**Given request:**
Could you write out the records below exactly as they appear, leaving out any pictures?

**Dataset records:**
───
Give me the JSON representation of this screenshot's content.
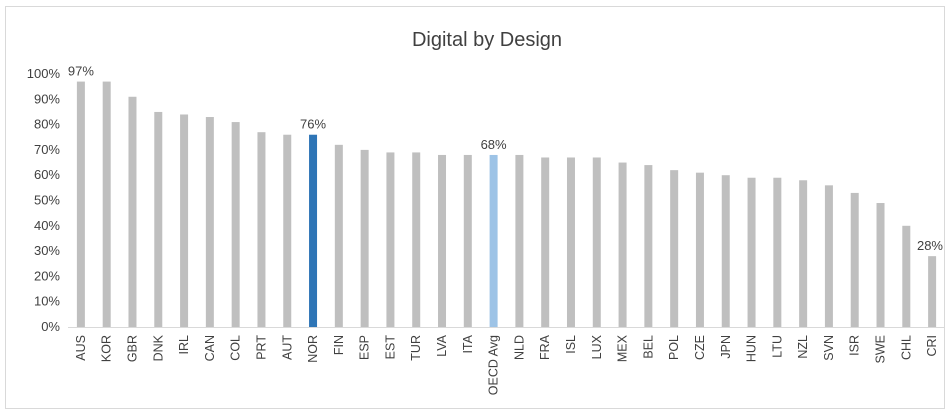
{
  "chart_data": {
    "type": "bar",
    "title": "Digital by Design",
    "xlabel": "",
    "ylabel": "",
    "ylim": [
      0,
      100
    ],
    "y_ticks": [
      "0%",
      "10%",
      "20%",
      "30%",
      "40%",
      "50%",
      "60%",
      "70%",
      "80%",
      "90%",
      "100%"
    ],
    "grid": false,
    "legend": "none",
    "categories": [
      "AUS",
      "KOR",
      "GBR",
      "DNK",
      "IRL",
      "CAN",
      "COL",
      "PRT",
      "AUT",
      "NOR",
      "FIN",
      "ESP",
      "EST",
      "TUR",
      "LVA",
      "ITA",
      "OECD Avg",
      "NLD",
      "FRA",
      "ISL",
      "LUX",
      "MEX",
      "BEL",
      "POL",
      "CZE",
      "JPN",
      "HUN",
      "LTU",
      "NZL",
      "SVN",
      "ISR",
      "SWE",
      "CHL",
      "CRI"
    ],
    "values": [
      97,
      97,
      91,
      85,
      84,
      83,
      81,
      77,
      76,
      76,
      72,
      70,
      69,
      69,
      68,
      68,
      68,
      68,
      67,
      67,
      67,
      65,
      64,
      62,
      61,
      60,
      59,
      59,
      58,
      56,
      53,
      49,
      40,
      28
    ],
    "data_labels": [
      {
        "category": "AUS",
        "text": "97%"
      },
      {
        "category": "NOR",
        "text": "76%"
      },
      {
        "category": "OECD Avg",
        "text": "68%"
      },
      {
        "category": "CRI",
        "text": "28%"
      }
    ],
    "colors": {
      "default": "#bfbfbf",
      "NOR": "#2e75b6",
      "OECD Avg": "#9dc3e6",
      "axis": "#d9d9d9",
      "text": "#404040"
    }
  }
}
───
**Answer to the problem:**
Give me the JSON representation of this screenshot's content.
{
  "chart_data": {
    "type": "bar",
    "title": "Digital by Design",
    "xlabel": "",
    "ylabel": "",
    "ylim": [
      0,
      100
    ],
    "y_ticks": [
      "0%",
      "10%",
      "20%",
      "30%",
      "40%",
      "50%",
      "60%",
      "70%",
      "80%",
      "90%",
      "100%"
    ],
    "grid": false,
    "legend": "none",
    "categories": [
      "AUS",
      "KOR",
      "GBR",
      "DNK",
      "IRL",
      "CAN",
      "COL",
      "PRT",
      "AUT",
      "NOR",
      "FIN",
      "ESP",
      "EST",
      "TUR",
      "LVA",
      "ITA",
      "OECD Avg",
      "NLD",
      "FRA",
      "ISL",
      "LUX",
      "MEX",
      "BEL",
      "POL",
      "CZE",
      "JPN",
      "HUN",
      "LTU",
      "NZL",
      "SVN",
      "ISR",
      "SWE",
      "CHL",
      "CRI"
    ],
    "values": [
      97,
      97,
      91,
      85,
      84,
      83,
      81,
      77,
      76,
      76,
      72,
      70,
      69,
      69,
      68,
      68,
      68,
      68,
      67,
      67,
      67,
      65,
      64,
      62,
      61,
      60,
      59,
      59,
      58,
      56,
      53,
      49,
      40,
      28
    ],
    "data_labels": [
      {
        "category": "AUS",
        "text": "97%"
      },
      {
        "category": "NOR",
        "text": "76%"
      },
      {
        "category": "OECD Avg",
        "text": "68%"
      },
      {
        "category": "CRI",
        "text": "28%"
      }
    ],
    "colors": {
      "default": "#bfbfbf",
      "NOR": "#2e75b6",
      "OECD Avg": "#9dc3e6",
      "axis": "#d9d9d9",
      "text": "#404040"
    }
  }
}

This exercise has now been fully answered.